◆ TASK TO COMPLETE: Could you copy out the rows exactly, starting at the one that contains "265, 165, 285]" and ending after the one that contains "104, 529, 113]"?

◆ Dataset items:

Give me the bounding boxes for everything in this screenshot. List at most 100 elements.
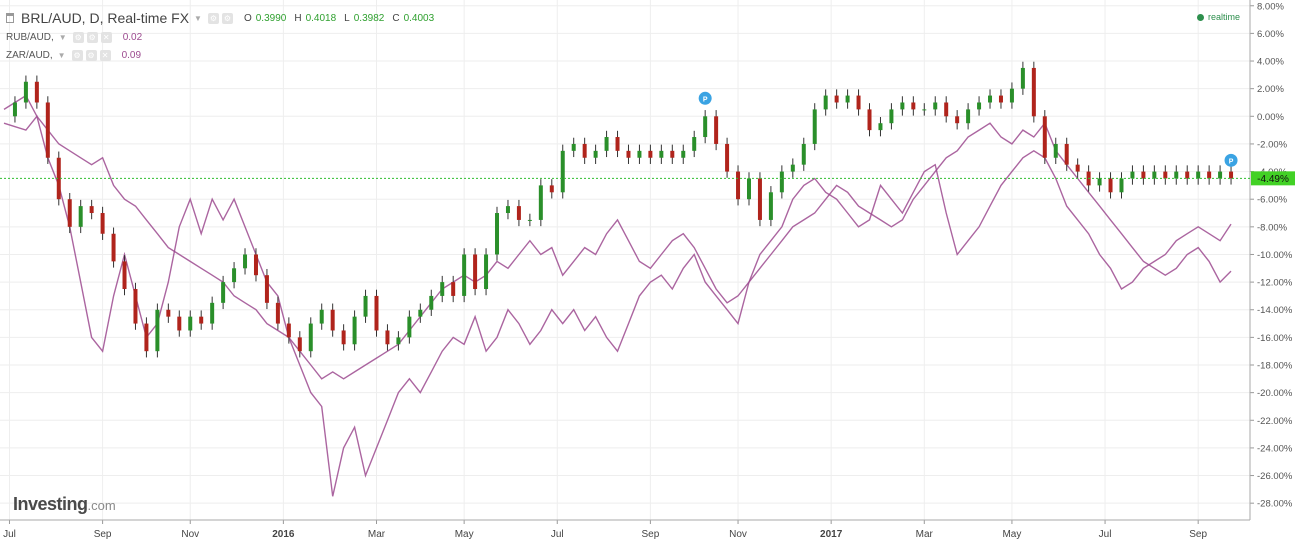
candle[interactable] (352, 316, 357, 345)
candle[interactable] (911, 102, 916, 110)
event-flag-icon[interactable] (1224, 153, 1238, 167)
candle[interactable] (199, 316, 204, 324)
candle[interactable] (615, 137, 620, 151)
candle[interactable] (1185, 171, 1190, 179)
candle[interactable] (330, 309, 335, 331)
candle[interactable] (648, 150, 653, 158)
candle[interactable] (1229, 171, 1234, 179)
candle[interactable] (243, 254, 248, 269)
format-icon[interactable]: ⚙ (221, 12, 233, 24)
candle[interactable] (473, 254, 478, 290)
candle[interactable] (714, 116, 719, 144)
candle[interactable] (12, 102, 17, 117)
candle[interactable] (637, 150, 642, 158)
candle[interactable] (429, 295, 434, 310)
candle[interactable] (692, 137, 697, 151)
candle[interactable] (396, 337, 401, 345)
candle[interactable] (626, 150, 631, 158)
candle[interactable] (505, 206, 510, 214)
candle[interactable] (878, 123, 883, 131)
candle[interactable] (516, 206, 521, 220)
candle[interactable] (867, 109, 872, 131)
candle[interactable] (746, 178, 751, 200)
settings-icon[interactable]: ⚙ (72, 31, 84, 43)
candle[interactable] (308, 323, 313, 352)
candle[interactable] (845, 95, 850, 103)
candle[interactable] (100, 213, 105, 234)
candle[interactable] (538, 185, 543, 220)
candle[interactable] (922, 109, 927, 111)
candle[interactable] (1108, 178, 1113, 193)
candle[interactable] (966, 109, 971, 124)
candle[interactable] (1020, 67, 1025, 89)
candle[interactable] (221, 282, 226, 303)
candle[interactable] (363, 295, 368, 317)
candle[interactable] (1031, 67, 1036, 117)
candle[interactable] (166, 309, 171, 317)
candle[interactable] (484, 254, 489, 290)
candle[interactable] (374, 295, 379, 331)
close-icon[interactable]: ✕ (99, 49, 111, 61)
candle[interactable] (1053, 143, 1058, 158)
candle[interactable] (111, 233, 116, 262)
candle[interactable] (725, 143, 730, 172)
candle[interactable] (1130, 171, 1135, 179)
candle[interactable] (1218, 171, 1223, 179)
candle[interactable] (385, 330, 390, 345)
candle[interactable] (703, 116, 708, 138)
candle[interactable] (264, 275, 269, 303)
candle[interactable] (188, 316, 193, 331)
candle[interactable] (34, 81, 39, 103)
candle[interactable] (1097, 178, 1102, 186)
candle[interactable] (768, 192, 773, 220)
settings-icon[interactable]: ⚙ (207, 12, 219, 24)
candle[interactable] (955, 116, 960, 124)
candle[interactable] (440, 282, 445, 296)
candle[interactable] (210, 302, 215, 324)
candle[interactable] (1174, 171, 1179, 179)
series-line-zar-aud[interactable] (3, 94, 1232, 380)
candle[interactable] (1141, 171, 1146, 179)
candle[interactable] (582, 143, 587, 158)
dropdown-caret-icon[interactable]: ▼ (58, 32, 67, 42)
candle[interactable] (78, 206, 83, 227)
candle[interactable] (834, 95, 839, 103)
candle[interactable] (757, 178, 762, 220)
candle[interactable] (670, 150, 675, 158)
candle[interactable] (823, 95, 828, 110)
candle[interactable] (56, 157, 61, 200)
candle[interactable] (495, 213, 500, 255)
candle[interactable] (1207, 171, 1212, 179)
candle[interactable] (1163, 171, 1168, 179)
candle[interactable] (571, 143, 576, 151)
candle[interactable] (407, 316, 412, 338)
candle[interactable] (889, 109, 894, 124)
candle[interactable] (900, 102, 905, 110)
candle[interactable] (67, 199, 72, 227)
candle[interactable] (232, 268, 237, 283)
close-icon[interactable]: ✕ (100, 31, 112, 43)
candle[interactable] (988, 95, 993, 103)
candle[interactable] (319, 309, 324, 324)
candle[interactable] (297, 337, 302, 352)
candle[interactable] (177, 316, 182, 331)
candle[interactable] (275, 302, 280, 324)
event-flag-icon[interactable] (698, 91, 712, 105)
candle[interactable] (977, 102, 982, 110)
candle[interactable] (560, 150, 565, 193)
candle[interactable] (790, 164, 795, 172)
collapse-icon[interactable] (6, 13, 14, 23)
settings-icon[interactable]: ⚙ (71, 49, 83, 61)
candle[interactable] (604, 137, 609, 151)
candle[interactable] (933, 102, 938, 110)
candle[interactable] (133, 289, 138, 324)
candle[interactable] (341, 330, 346, 345)
plot-area[interactable] (3, 61, 1234, 497)
dropdown-caret-icon[interactable]: ▼ (57, 50, 66, 60)
candle[interactable] (253, 254, 258, 276)
candle[interactable] (1119, 178, 1124, 193)
format-icon[interactable]: ⚙ (85, 49, 97, 61)
candle[interactable] (144, 323, 149, 352)
candle[interactable] (779, 171, 784, 193)
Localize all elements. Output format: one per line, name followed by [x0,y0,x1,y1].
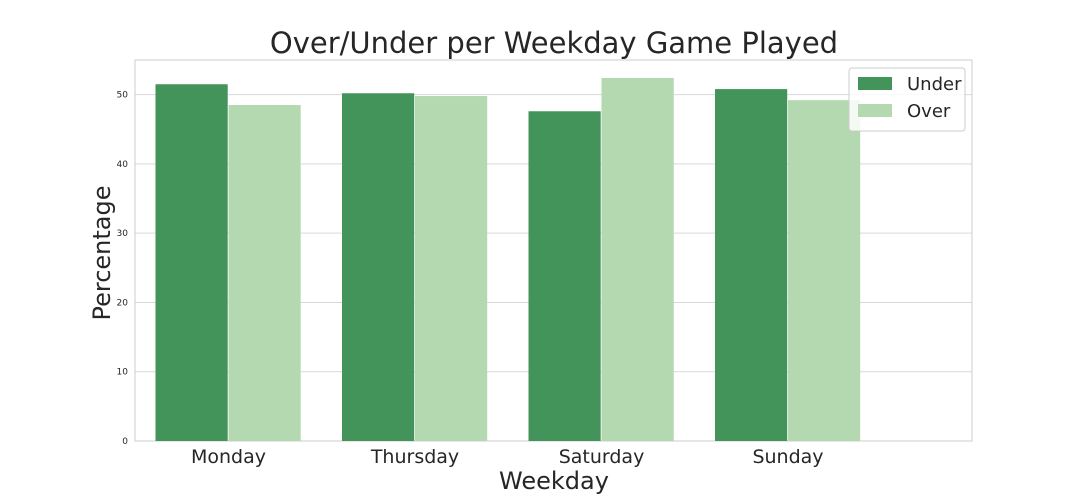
chart-title: Over/Under per Weekday Game Played [270,26,838,60]
bar-over-sunday [788,100,861,441]
y-tick-label: 30 [117,229,129,239]
y-tick-label: 0 [122,437,128,447]
bar-under-saturday [528,111,601,442]
y-tick-label: 20 [117,298,129,308]
legend-label-over: Over [907,101,951,122]
bars [155,78,861,442]
x-category-label: Monday [191,446,266,468]
bar-over-monday [228,105,301,441]
x-axis-label: Weekday [499,467,609,495]
x-category-labels: Monday Thursday Saturday Sunday [191,446,824,468]
bar-under-monday [155,84,228,441]
y-tick-labels: 0 10 20 30 40 50 [117,91,129,447]
y-tick-label: 10 [117,368,129,378]
legend-swatch-under [858,77,892,90]
bar-under-sunday [715,89,788,441]
x-category-label: Saturday [559,446,645,468]
y-axis-label: Percentage [88,185,116,320]
bar-over-saturday [601,78,674,441]
legend-swatch-over [858,104,892,117]
bar-under-thursday [342,93,415,441]
y-tick-label: 50 [117,91,129,101]
x-category-label: Sunday [752,446,823,468]
legend-label-under: Under [907,74,962,95]
x-category-label: Thursday [370,446,459,468]
y-tick-label: 40 [117,160,129,170]
legend: Under Over [848,67,966,132]
bar-over-thursday [415,96,488,441]
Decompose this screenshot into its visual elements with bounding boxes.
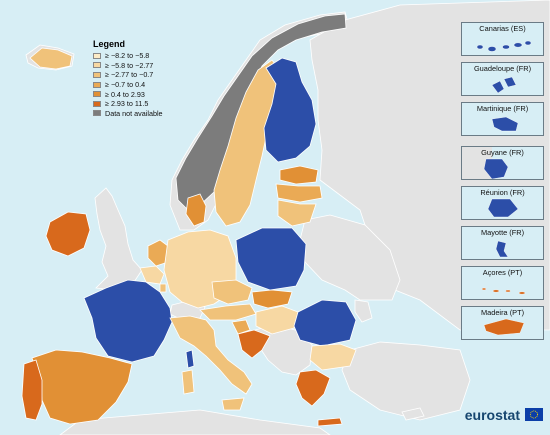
region-belgium	[139, 265, 165, 285]
legend-classes: ≥ −8.2 to −5.8 ≥ −5.8 to −2.77 ≥ −2.77 to …	[93, 51, 183, 118]
legend-label: Data not available	[105, 108, 163, 118]
inset-map: Guadeloupe (FR)	[461, 62, 544, 96]
legend-item: ≥ −0.7 to 0.4	[93, 80, 183, 90]
region-cyprus	[401, 407, 425, 421]
inset-map: Açores (PT)	[461, 266, 544, 300]
region-denmark	[185, 193, 207, 227]
region-greece	[295, 369, 331, 407]
turkey	[341, 341, 471, 421]
legend-label: ≥ −0.7 to 0.4	[105, 80, 146, 90]
eu-flag-icon	[525, 408, 543, 421]
inset-label: Martinique (FR)	[476, 104, 529, 113]
legend-swatch	[93, 110, 101, 117]
legend-item: ≥ 0.4 to 2.93	[93, 89, 183, 99]
inset-map: Madeira (PT)	[461, 306, 544, 340]
region-iceland	[29, 47, 73, 70]
region-crete	[317, 417, 343, 427]
region-ireland	[45, 211, 91, 257]
inset-label: Guadeloupe (FR)	[473, 64, 532, 73]
inset-region-shape	[476, 40, 532, 52]
inset-region-shape	[462, 147, 509, 179]
region-italy	[169, 315, 253, 395]
region-sicily	[221, 397, 245, 411]
region-latvia	[275, 183, 323, 203]
region-romania	[293, 299, 357, 347]
inset-map: Martinique (FR)	[461, 102, 544, 136]
region-bulgaria	[309, 343, 357, 371]
inset-region-shape	[481, 287, 526, 295]
region-sardinia	[181, 369, 195, 395]
legend-item: ≥ 2.93 to 11.5	[93, 99, 183, 109]
inset-region-shape	[491, 76, 517, 94]
region-czechia	[211, 279, 253, 305]
region-corsica	[185, 349, 195, 369]
legend-swatch	[93, 52, 101, 59]
legend-item: ≥ −2.77 to −0.7	[93, 70, 183, 80]
inset-region-shape	[495, 240, 509, 258]
region-france	[83, 279, 173, 363]
region-slovakia	[251, 289, 293, 309]
eu-countries	[21, 13, 425, 427]
inset-label: Mayotte (FR)	[480, 228, 525, 237]
legend-swatch	[93, 62, 101, 69]
region-lithuania	[277, 199, 317, 227]
legend-item: ≥ −5.8 to −2.77	[93, 61, 183, 71]
inset-label: Açores (PT)	[482, 268, 523, 277]
legend-title: Legend	[93, 39, 126, 49]
moldova	[354, 299, 373, 323]
inset-map: Mayotte (FR)	[461, 226, 544, 260]
legend-item: ≥ −8.2 to −5.8	[93, 51, 183, 61]
region-slovenia	[231, 319, 251, 335]
inset-map: Réunion (FR)	[461, 186, 544, 220]
legend-swatch	[93, 81, 101, 88]
region-croatia	[237, 329, 271, 359]
inset-label: Réunion (FR)	[480, 188, 525, 197]
region-luxembourg	[159, 283, 167, 293]
inset-region-shape	[491, 116, 519, 132]
legend-item: Data not available	[93, 109, 183, 119]
legend-label: ≥ −8.2 to −5.8	[105, 51, 150, 61]
region-estonia	[279, 165, 319, 185]
legend-label: ≥ −2.77 to −0.7	[105, 70, 154, 80]
region-hungary	[255, 305, 299, 335]
inset-map: Canarias (ES)	[461, 22, 544, 56]
inset-label: Canarias (ES)	[479, 24, 526, 33]
inset-label: Madeira (PT)	[480, 308, 525, 317]
legend-swatch	[93, 91, 101, 98]
eurostat-logo: eurostat	[464, 407, 520, 423]
legend-swatch	[93, 71, 101, 78]
inset-label: Guyane (FR)	[481, 148, 524, 157]
region-finland	[263, 57, 317, 163]
legend-label: ≥ 0.4 to 2.93	[105, 89, 145, 99]
legend: Legend ≥ −8.2 to −5.8 ≥ −5.8 to −2.77 ≥ −2…	[93, 39, 183, 118]
inset-region-shape	[487, 198, 519, 218]
inset-map: Guyane (FR)	[461, 146, 544, 180]
legend-label: ≥ 2.93 to 11.5	[105, 99, 149, 109]
region-poland	[235, 227, 307, 291]
legend-swatch	[93, 100, 101, 107]
legend-label: ≥ −5.8 to −2.77	[105, 60, 154, 70]
region-portugal	[21, 359, 43, 421]
inset-region-shape	[483, 318, 525, 336]
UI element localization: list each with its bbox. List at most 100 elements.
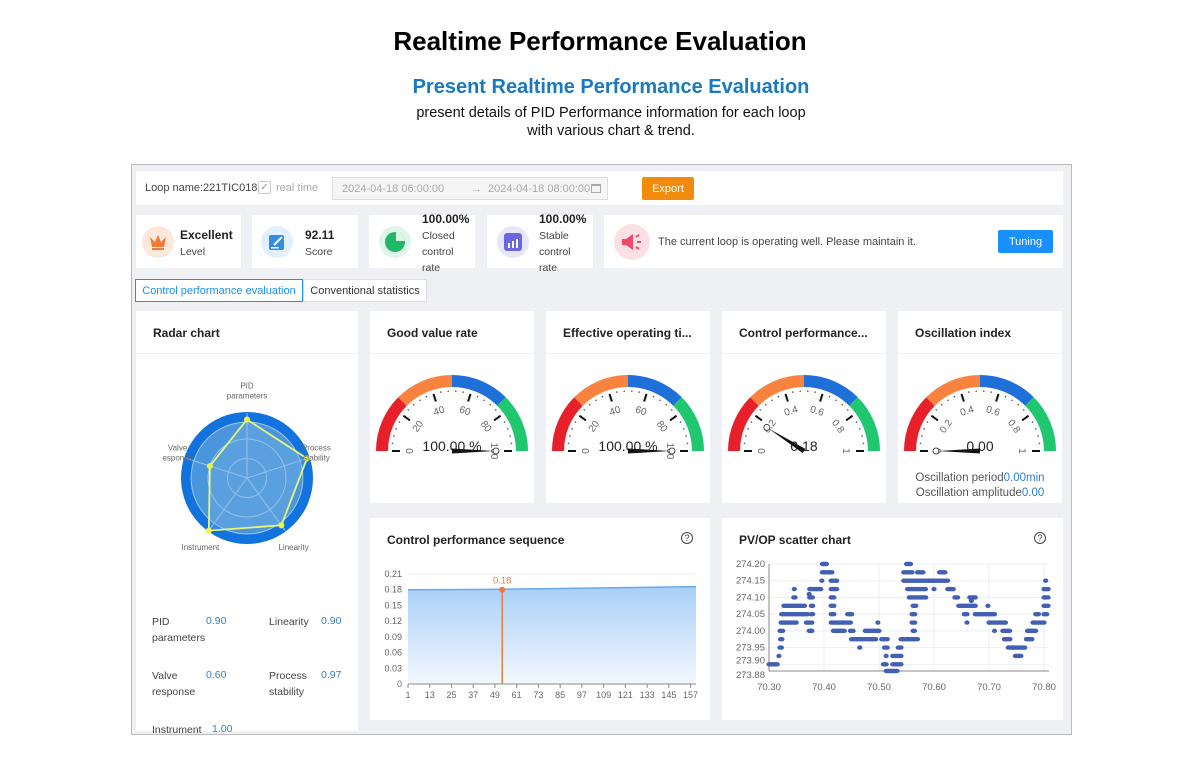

◆ CORRECT OUTPUT:
region-belgium	[139, 265, 165, 285]
legend-classes: ≥ −8.2 to −5.8 ≥ −5.8 to −2.77 ≥ −2.77 to …	[93, 51, 183, 118]
legend-label: Data not available	[105, 108, 163, 118]
inset-map: Guadeloupe (FR)	[461, 62, 544, 96]
legend-item: ≥ −0.7 to 0.4	[93, 80, 183, 90]
region-cyprus	[401, 407, 425, 421]
inset-map: Açores (PT)	[461, 266, 544, 300]
region-denmark	[185, 193, 207, 227]
region-greece	[295, 369, 331, 407]
turkey	[341, 341, 471, 421]
legend-label: ≥ −0.7 to 0.4	[105, 80, 146, 90]
eu-flag-icon	[525, 408, 543, 421]
inset-label: Martinique (FR)	[476, 104, 529, 113]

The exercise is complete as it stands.